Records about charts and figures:
━━━

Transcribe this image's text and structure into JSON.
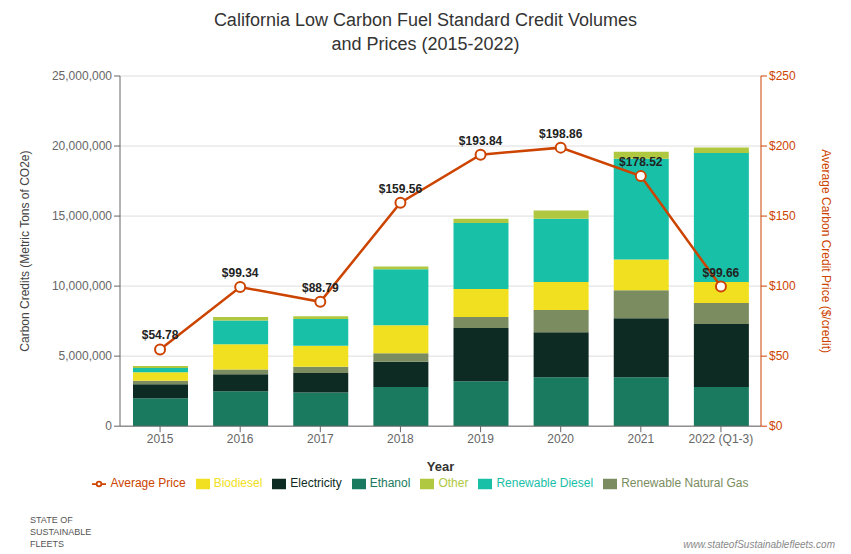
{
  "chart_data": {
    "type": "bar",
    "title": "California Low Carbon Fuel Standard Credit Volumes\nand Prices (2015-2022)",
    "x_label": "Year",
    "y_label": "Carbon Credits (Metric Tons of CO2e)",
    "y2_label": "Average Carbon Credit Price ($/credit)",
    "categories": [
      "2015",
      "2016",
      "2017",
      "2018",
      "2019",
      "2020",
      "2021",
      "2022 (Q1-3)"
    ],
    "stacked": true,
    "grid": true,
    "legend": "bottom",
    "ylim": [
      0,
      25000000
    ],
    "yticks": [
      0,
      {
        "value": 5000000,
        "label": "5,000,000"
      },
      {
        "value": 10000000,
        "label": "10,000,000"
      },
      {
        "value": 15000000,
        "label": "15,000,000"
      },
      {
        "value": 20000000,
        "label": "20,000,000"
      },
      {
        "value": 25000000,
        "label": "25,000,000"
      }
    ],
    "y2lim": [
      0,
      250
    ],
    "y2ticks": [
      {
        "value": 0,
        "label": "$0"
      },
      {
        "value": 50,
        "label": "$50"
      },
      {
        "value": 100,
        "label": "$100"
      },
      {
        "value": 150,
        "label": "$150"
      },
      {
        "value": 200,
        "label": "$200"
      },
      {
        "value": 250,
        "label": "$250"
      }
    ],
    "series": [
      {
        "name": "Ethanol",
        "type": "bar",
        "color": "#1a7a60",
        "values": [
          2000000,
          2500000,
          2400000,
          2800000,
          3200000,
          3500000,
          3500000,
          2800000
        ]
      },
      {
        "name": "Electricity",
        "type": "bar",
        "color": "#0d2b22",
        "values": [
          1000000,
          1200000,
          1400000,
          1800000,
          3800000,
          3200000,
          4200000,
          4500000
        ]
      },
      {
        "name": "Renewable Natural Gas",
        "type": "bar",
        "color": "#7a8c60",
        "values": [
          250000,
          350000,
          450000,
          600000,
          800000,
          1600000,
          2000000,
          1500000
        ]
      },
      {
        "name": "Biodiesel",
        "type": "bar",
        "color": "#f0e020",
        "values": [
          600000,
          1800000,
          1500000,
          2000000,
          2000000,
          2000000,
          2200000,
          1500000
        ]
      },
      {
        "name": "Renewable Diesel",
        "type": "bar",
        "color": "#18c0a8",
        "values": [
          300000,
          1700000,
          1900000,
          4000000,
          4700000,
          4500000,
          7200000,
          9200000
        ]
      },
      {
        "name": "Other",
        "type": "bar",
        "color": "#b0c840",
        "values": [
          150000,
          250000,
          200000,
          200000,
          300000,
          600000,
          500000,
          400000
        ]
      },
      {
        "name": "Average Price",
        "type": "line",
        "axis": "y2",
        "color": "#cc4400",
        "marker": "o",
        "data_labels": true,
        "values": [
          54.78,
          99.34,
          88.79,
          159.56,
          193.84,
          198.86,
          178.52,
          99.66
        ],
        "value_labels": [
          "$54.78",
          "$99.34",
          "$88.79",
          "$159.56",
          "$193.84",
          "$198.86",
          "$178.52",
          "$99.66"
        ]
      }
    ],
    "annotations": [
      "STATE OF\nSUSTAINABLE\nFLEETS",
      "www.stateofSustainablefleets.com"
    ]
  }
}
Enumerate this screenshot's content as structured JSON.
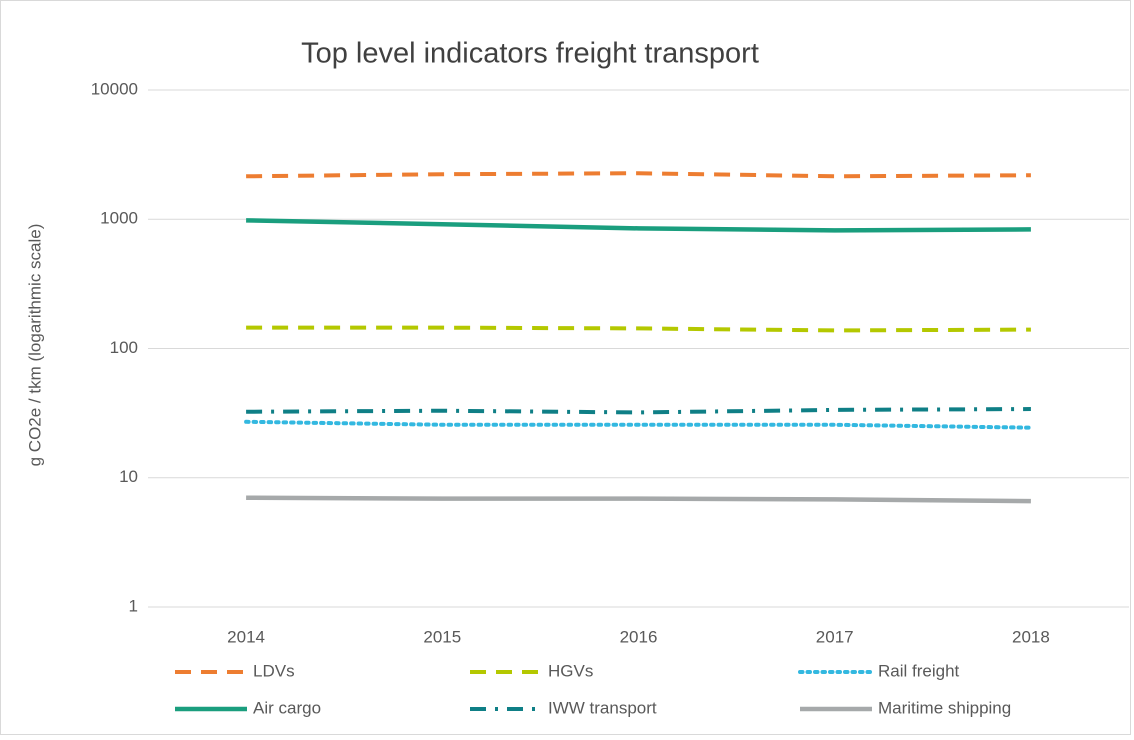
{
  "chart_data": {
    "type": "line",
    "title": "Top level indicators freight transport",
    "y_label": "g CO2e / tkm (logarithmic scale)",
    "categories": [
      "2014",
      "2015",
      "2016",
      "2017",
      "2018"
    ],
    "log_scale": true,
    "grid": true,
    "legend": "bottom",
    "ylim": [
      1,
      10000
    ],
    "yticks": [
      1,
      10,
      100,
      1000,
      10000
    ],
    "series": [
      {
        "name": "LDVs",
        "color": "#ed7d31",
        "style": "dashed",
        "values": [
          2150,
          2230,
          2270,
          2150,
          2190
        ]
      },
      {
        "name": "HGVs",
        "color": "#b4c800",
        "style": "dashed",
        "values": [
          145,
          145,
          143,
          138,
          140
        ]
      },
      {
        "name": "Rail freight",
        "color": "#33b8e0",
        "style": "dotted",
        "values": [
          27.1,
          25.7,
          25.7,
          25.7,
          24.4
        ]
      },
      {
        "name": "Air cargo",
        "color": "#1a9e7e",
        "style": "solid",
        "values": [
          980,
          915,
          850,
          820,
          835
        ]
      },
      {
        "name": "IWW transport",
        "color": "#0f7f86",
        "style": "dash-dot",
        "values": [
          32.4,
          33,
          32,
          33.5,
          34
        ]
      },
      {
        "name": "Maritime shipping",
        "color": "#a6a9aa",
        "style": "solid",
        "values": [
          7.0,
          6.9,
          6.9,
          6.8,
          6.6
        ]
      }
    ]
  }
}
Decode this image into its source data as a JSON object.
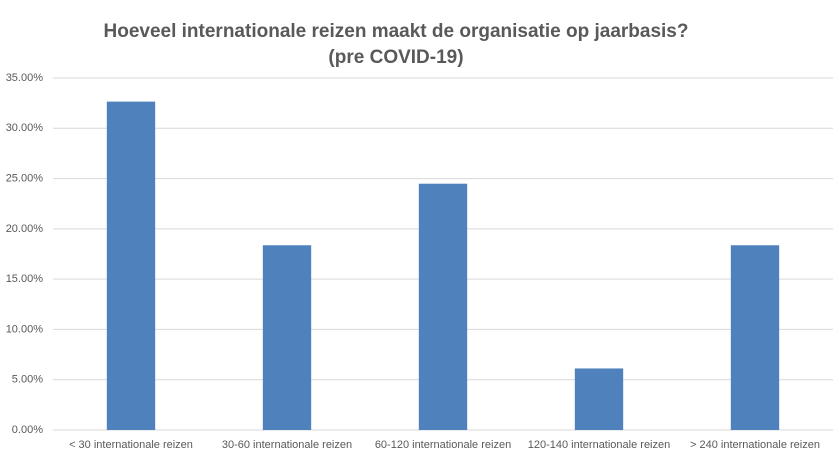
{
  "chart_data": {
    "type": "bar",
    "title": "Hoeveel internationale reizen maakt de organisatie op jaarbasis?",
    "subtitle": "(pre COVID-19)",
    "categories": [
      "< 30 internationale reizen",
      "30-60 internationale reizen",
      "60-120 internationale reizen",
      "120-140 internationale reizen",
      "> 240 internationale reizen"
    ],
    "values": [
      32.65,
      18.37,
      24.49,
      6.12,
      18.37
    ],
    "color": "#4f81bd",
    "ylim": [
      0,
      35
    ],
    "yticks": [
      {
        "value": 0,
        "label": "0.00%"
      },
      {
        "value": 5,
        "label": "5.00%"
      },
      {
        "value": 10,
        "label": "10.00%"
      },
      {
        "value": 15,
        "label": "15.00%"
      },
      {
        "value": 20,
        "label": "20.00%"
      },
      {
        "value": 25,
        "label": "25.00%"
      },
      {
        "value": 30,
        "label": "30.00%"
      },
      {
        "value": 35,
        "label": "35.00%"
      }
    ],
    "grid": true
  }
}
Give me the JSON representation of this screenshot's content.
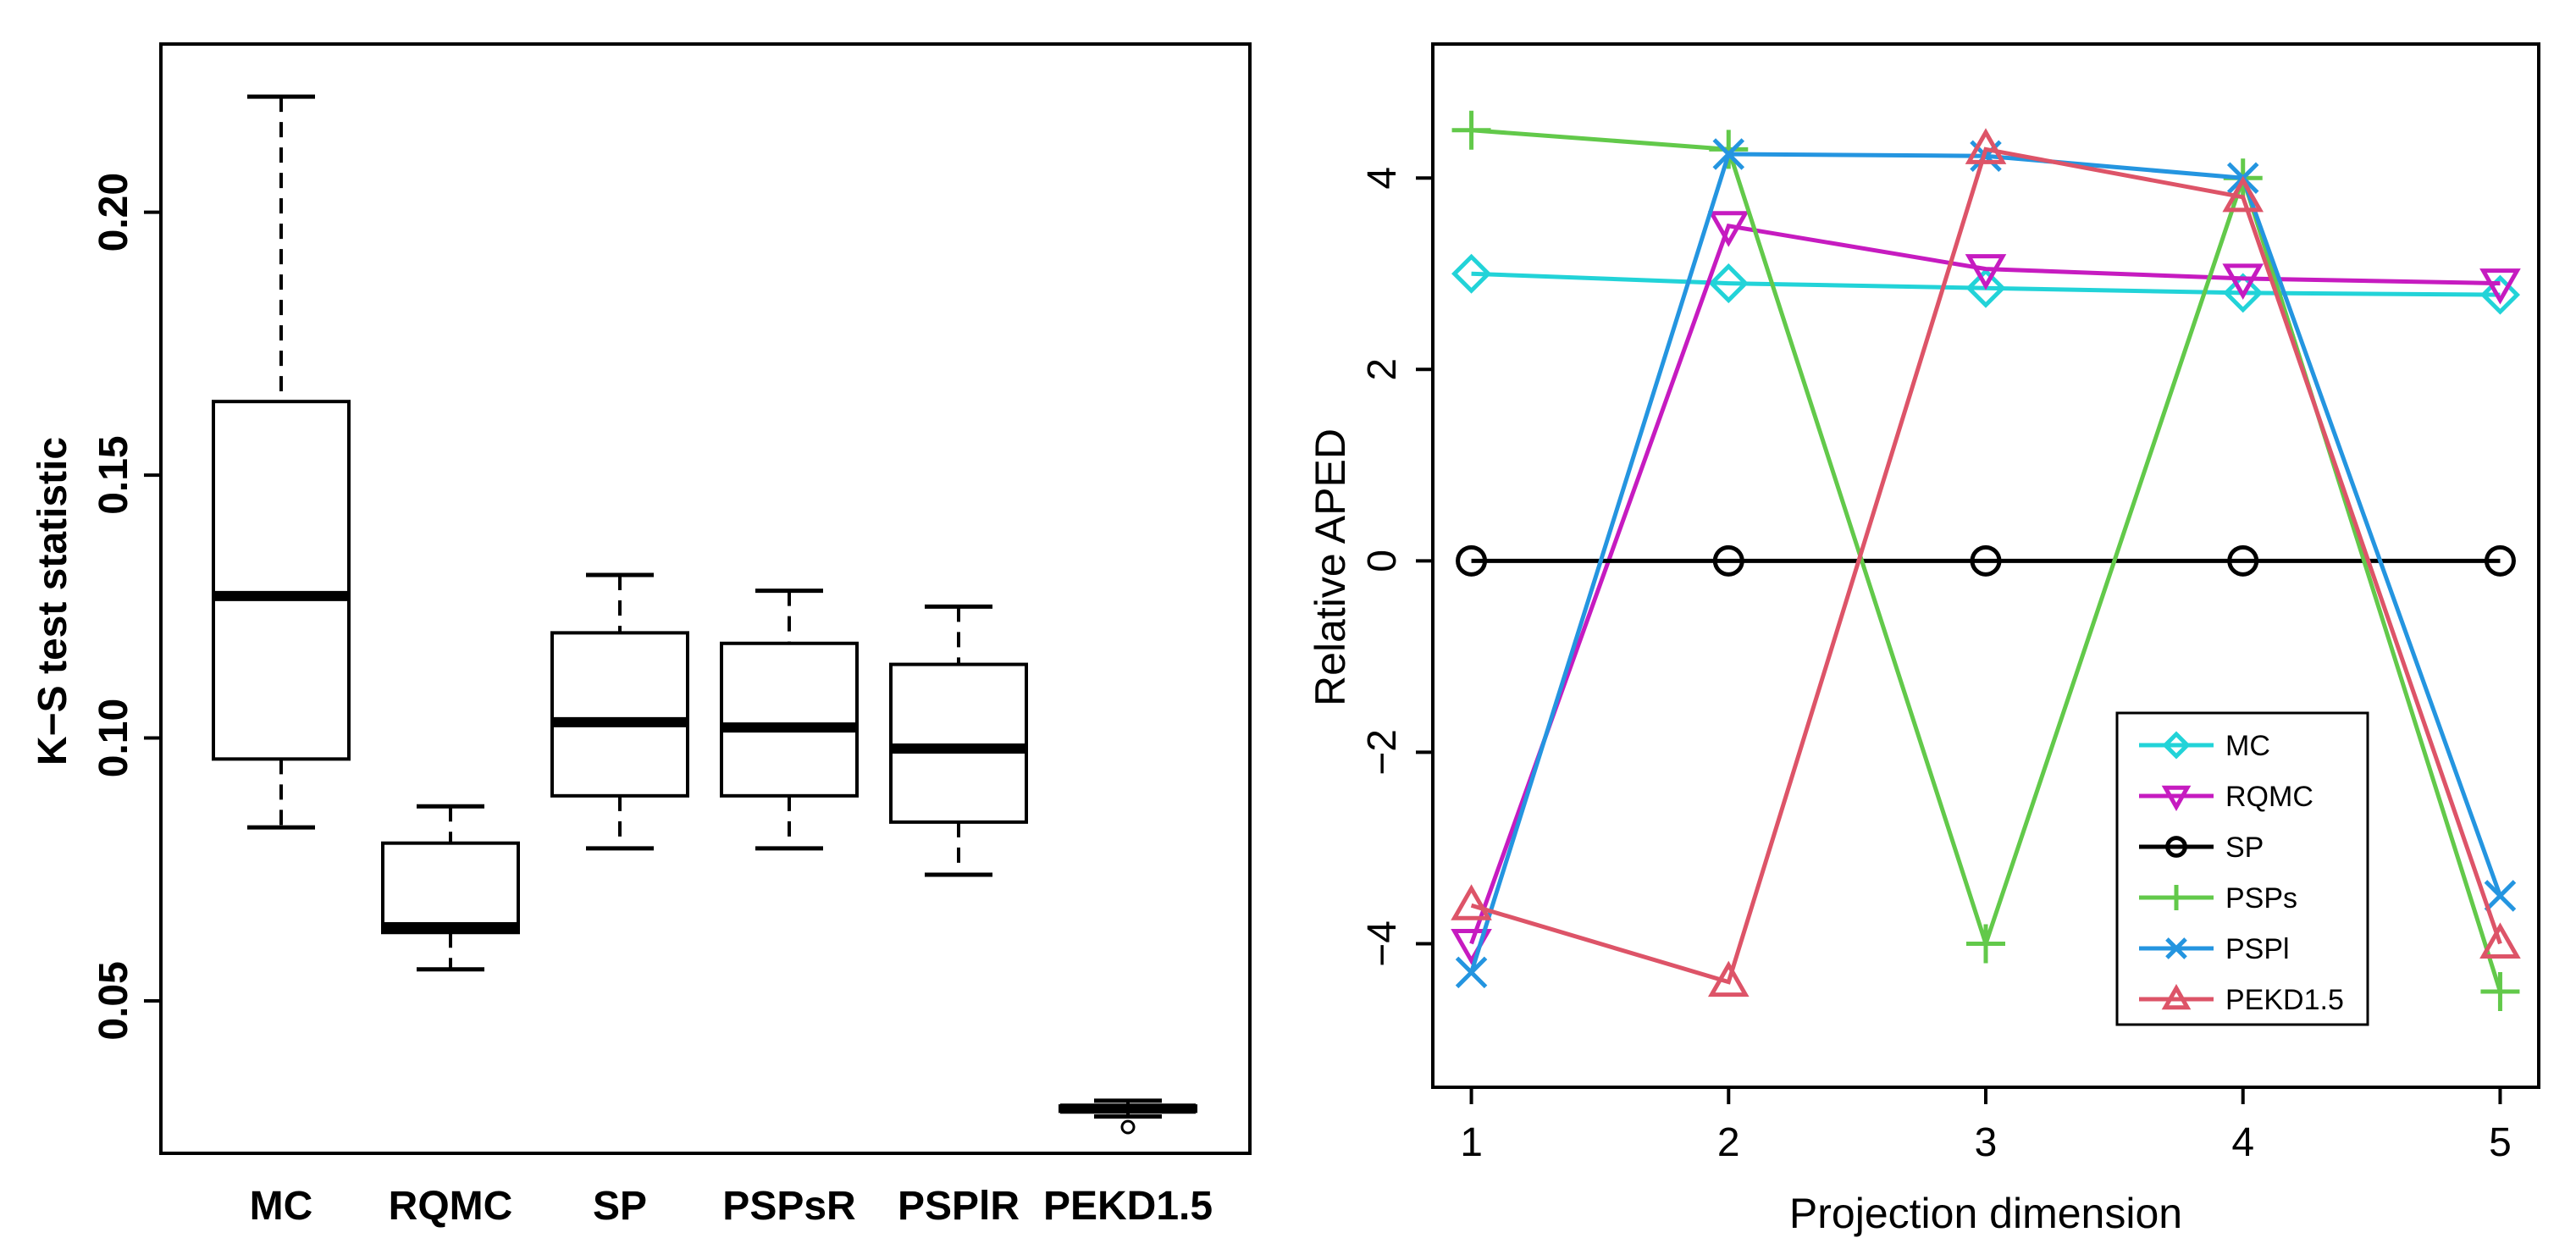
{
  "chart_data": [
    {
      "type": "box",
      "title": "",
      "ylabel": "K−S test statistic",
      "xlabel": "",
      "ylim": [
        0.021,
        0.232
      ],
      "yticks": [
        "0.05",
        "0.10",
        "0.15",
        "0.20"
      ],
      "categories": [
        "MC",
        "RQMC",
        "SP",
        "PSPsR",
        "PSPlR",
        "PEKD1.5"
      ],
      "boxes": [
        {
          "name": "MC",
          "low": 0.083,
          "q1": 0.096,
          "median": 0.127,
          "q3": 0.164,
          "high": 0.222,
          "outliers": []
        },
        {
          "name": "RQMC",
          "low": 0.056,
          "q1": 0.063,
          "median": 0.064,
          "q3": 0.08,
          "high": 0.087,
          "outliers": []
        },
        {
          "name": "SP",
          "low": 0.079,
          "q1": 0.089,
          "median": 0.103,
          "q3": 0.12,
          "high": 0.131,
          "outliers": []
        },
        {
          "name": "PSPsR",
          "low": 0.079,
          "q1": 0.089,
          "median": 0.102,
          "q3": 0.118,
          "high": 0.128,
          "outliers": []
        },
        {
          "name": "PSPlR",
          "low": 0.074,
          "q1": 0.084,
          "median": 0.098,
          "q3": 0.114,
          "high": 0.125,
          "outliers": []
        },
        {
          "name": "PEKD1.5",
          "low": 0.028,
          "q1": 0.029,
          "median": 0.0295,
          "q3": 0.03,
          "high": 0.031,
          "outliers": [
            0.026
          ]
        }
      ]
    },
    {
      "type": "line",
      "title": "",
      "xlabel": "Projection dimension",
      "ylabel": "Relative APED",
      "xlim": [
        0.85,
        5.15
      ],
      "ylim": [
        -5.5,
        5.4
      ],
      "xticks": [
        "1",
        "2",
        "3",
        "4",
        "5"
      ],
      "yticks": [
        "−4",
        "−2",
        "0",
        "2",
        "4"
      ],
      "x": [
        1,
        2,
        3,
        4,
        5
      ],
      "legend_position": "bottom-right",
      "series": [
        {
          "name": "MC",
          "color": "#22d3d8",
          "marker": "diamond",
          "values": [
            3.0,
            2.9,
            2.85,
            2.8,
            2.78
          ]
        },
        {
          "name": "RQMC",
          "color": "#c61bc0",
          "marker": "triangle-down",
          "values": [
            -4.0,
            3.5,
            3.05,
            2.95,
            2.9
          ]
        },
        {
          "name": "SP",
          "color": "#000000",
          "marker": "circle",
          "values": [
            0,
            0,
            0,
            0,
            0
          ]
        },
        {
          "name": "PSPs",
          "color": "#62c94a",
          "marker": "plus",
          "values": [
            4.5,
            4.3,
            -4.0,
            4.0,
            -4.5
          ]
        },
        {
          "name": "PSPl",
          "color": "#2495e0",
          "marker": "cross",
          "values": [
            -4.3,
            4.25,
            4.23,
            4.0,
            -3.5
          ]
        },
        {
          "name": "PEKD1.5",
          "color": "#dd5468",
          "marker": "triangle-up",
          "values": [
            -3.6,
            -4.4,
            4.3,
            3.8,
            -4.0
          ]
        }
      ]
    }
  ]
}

━━━

WORK TO DO:
Read the data above. Pull out each line in which the string "image" appears.

EXERCISE SOLUTION:
Transcribe this image's text and structure into JSON.
Decode this image into its source data as a JSON object.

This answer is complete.